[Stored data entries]
⟨
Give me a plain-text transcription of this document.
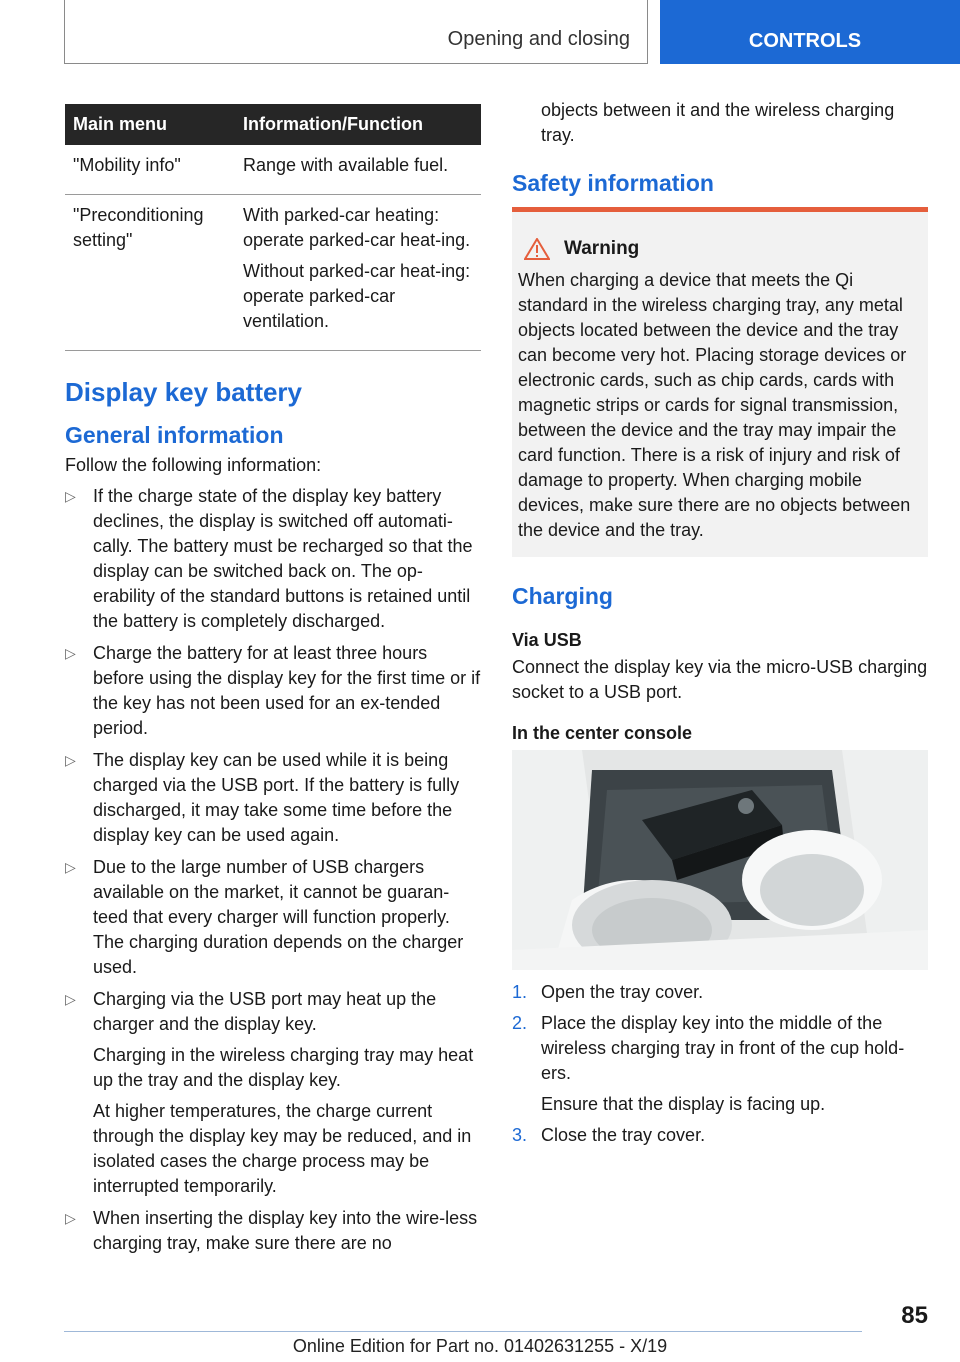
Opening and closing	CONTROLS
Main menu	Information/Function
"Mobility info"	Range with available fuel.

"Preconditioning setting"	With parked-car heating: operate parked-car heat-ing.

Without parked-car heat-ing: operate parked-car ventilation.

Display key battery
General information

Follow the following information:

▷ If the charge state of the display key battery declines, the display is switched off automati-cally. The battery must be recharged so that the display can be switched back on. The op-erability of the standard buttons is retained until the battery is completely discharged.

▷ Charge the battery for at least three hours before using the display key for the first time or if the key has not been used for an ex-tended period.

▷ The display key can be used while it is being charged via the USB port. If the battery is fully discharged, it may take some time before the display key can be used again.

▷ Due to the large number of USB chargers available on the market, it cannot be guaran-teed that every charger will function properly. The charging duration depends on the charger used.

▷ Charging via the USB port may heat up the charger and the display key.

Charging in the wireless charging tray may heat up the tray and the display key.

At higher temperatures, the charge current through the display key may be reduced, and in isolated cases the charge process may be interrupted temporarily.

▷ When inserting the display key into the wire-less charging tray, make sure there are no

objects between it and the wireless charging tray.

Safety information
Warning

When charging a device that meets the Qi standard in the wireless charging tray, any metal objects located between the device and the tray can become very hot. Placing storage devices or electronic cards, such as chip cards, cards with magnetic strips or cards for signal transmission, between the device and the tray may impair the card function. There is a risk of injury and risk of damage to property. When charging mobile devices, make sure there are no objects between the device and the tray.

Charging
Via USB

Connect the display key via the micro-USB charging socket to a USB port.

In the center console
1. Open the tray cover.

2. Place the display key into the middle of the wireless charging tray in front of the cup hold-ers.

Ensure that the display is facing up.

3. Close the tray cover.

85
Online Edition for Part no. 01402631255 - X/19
⟩
### What to do
Your job is to transcribe the entries above exactly; skip the pictures.

### Solution to this problem
Give me a plain-text transcription of this document.
Opening and closing	CONTROLS
Main menu	Information/Function
"Mobility info"	Range with available fuel.

"Preconditioning setting"	With parked-car heating: operate parked-car heat-ing.

Without parked-car heat-ing: operate parked-car ventilation.

Display key battery
General information

Follow the following information:

▷ If the charge state of the display key battery declines, the display is switched off automati-cally. The battery must be recharged so that the display can be switched back on. The op-erability of the standard buttons is retained until the battery is completely discharged.

▷ Charge the battery for at least three hours before using the display key for the first time or if the key has not been used for an ex-tended period.

▷ The display key can be used while it is being charged via the USB port. If the battery is fully discharged, it may take some time before the display key can be used again.

▷ Due to the large number of USB chargers available on the market, it cannot be guaran-teed that every charger will function properly. The charging duration depends on the charger used.

▷ Charging via the USB port may heat up the charger and the display key.

Charging in the wireless charging tray may heat up the tray and the display key.

At higher temperatures, the charge current through the display key may be reduced, and in isolated cases the charge process may be interrupted temporarily.

▷ When inserting the display key into the wire-less charging tray, make sure there are no

objects between it and the wireless charging tray.

Safety information
Warning

When charging a device that meets the Qi standard in the wireless charging tray, any metal objects located between the device and the tray can become very hot. Placing storage devices or electronic cards, such as chip cards, cards with magnetic strips or cards for signal transmission, between the device and the tray may impair the card function. There is a risk of injury and risk of damage to property. When charging mobile devices, make sure there are no objects between the device and the tray.

Charging
Via USB

Connect the display key via the micro-USB charging socket to a USB port.

In the center console
1. Open the tray cover.

2. Place the display key into the middle of the wireless charging tray in front of the cup hold-ers.

Ensure that the display is facing up.

3. Close the tray cover.

85
Online Edition for Part no. 01402631255 - X/19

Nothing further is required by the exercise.